STATED GOAL
Below is a block of records; repeat all of them exactly.

─── DATASET CONTENT

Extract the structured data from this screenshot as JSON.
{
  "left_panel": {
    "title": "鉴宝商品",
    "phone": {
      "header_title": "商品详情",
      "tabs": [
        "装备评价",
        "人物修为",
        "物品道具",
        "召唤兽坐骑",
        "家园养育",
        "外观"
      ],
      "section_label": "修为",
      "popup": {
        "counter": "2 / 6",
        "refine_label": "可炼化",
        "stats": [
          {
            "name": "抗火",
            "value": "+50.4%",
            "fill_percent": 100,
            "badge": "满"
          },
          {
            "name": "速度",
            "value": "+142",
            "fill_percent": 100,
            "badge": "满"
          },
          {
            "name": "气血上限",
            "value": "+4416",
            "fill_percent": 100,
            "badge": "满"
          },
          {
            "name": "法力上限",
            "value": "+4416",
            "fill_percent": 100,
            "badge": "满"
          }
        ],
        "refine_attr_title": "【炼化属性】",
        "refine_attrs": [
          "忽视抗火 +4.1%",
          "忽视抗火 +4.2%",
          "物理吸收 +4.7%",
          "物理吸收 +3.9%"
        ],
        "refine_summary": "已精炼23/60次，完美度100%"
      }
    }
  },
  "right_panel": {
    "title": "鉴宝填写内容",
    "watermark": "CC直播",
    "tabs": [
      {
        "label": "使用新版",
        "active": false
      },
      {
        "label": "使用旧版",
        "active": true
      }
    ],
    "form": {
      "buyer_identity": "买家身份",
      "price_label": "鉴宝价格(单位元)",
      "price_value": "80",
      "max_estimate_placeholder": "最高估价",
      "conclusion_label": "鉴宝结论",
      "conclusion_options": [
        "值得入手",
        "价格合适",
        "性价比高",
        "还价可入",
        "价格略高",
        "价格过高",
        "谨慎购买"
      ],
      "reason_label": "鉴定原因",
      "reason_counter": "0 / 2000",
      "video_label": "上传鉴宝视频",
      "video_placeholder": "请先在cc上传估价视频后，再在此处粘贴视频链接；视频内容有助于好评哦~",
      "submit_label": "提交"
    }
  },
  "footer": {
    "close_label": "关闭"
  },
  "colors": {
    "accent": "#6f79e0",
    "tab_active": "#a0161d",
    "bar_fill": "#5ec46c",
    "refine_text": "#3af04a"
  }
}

──────

FULL ANSWER
Extract the structured data from this screenshot as JSON.
{
  "left_panel": {
    "title": "鉴宝商品",
    "phone": {
      "header_title": "商品详情",
      "tabs": [
        "装备评价",
        "人物修为",
        "物品道具",
        "召唤兽坐骑",
        "家园养育",
        "外观"
      ],
      "section_label": "修为",
      "popup": {
        "counter": "2 / 6",
        "refine_label": "可炼化",
        "stats": [
          {
            "name": "抗火",
            "value": "+50.4%",
            "fill_percent": 100,
            "badge": "满"
          },
          {
            "name": "速度",
            "value": "+142",
            "fill_percent": 100,
            "badge": "满"
          },
          {
            "name": "气血上限",
            "value": "+4416",
            "fill_percent": 100,
            "badge": "满"
          },
          {
            "name": "法力上限",
            "value": "+4416",
            "fill_percent": 100,
            "badge": "满"
          }
        ],
        "refine_attr_title": "【炼化属性】",
        "refine_attrs": [
          "忽视抗火 +4.1%",
          "忽视抗火 +4.2%",
          "物理吸收 +4.7%",
          "物理吸收 +3.9%"
        ],
        "refine_summary": "已精炼23/60次，完美度100%"
      }
    }
  },
  "right_panel": {
    "title": "鉴宝填写内容",
    "watermark": "CC直播",
    "tabs": [
      {
        "label": "使用新版",
        "active": false
      },
      {
        "label": "使用旧版",
        "active": true
      }
    ],
    "form": {
      "buyer_identity": "买家身份",
      "price_label": "鉴宝价格(单位元)",
      "price_value": "80",
      "max_estimate_placeholder": "最高估价",
      "conclusion_label": "鉴宝结论",
      "conclusion_options": [
        "值得入手",
        "价格合适",
        "性价比高",
        "还价可入",
        "价格略高",
        "价格过高",
        "谨慎购买"
      ],
      "reason_label": "鉴定原因",
      "reason_counter": "0 / 2000",
      "video_label": "上传鉴宝视频",
      "video_placeholder": "请先在cc上传估价视频后，再在此处粘贴视频链接；视频内容有助于好评哦~",
      "submit_label": "提交"
    }
  },
  "footer": {
    "close_label": "关闭"
  },
  "colors": {
    "accent": "#6f79e0",
    "tab_active": "#a0161d",
    "bar_fill": "#5ec46c",
    "refine_text": "#3af04a"
  }
}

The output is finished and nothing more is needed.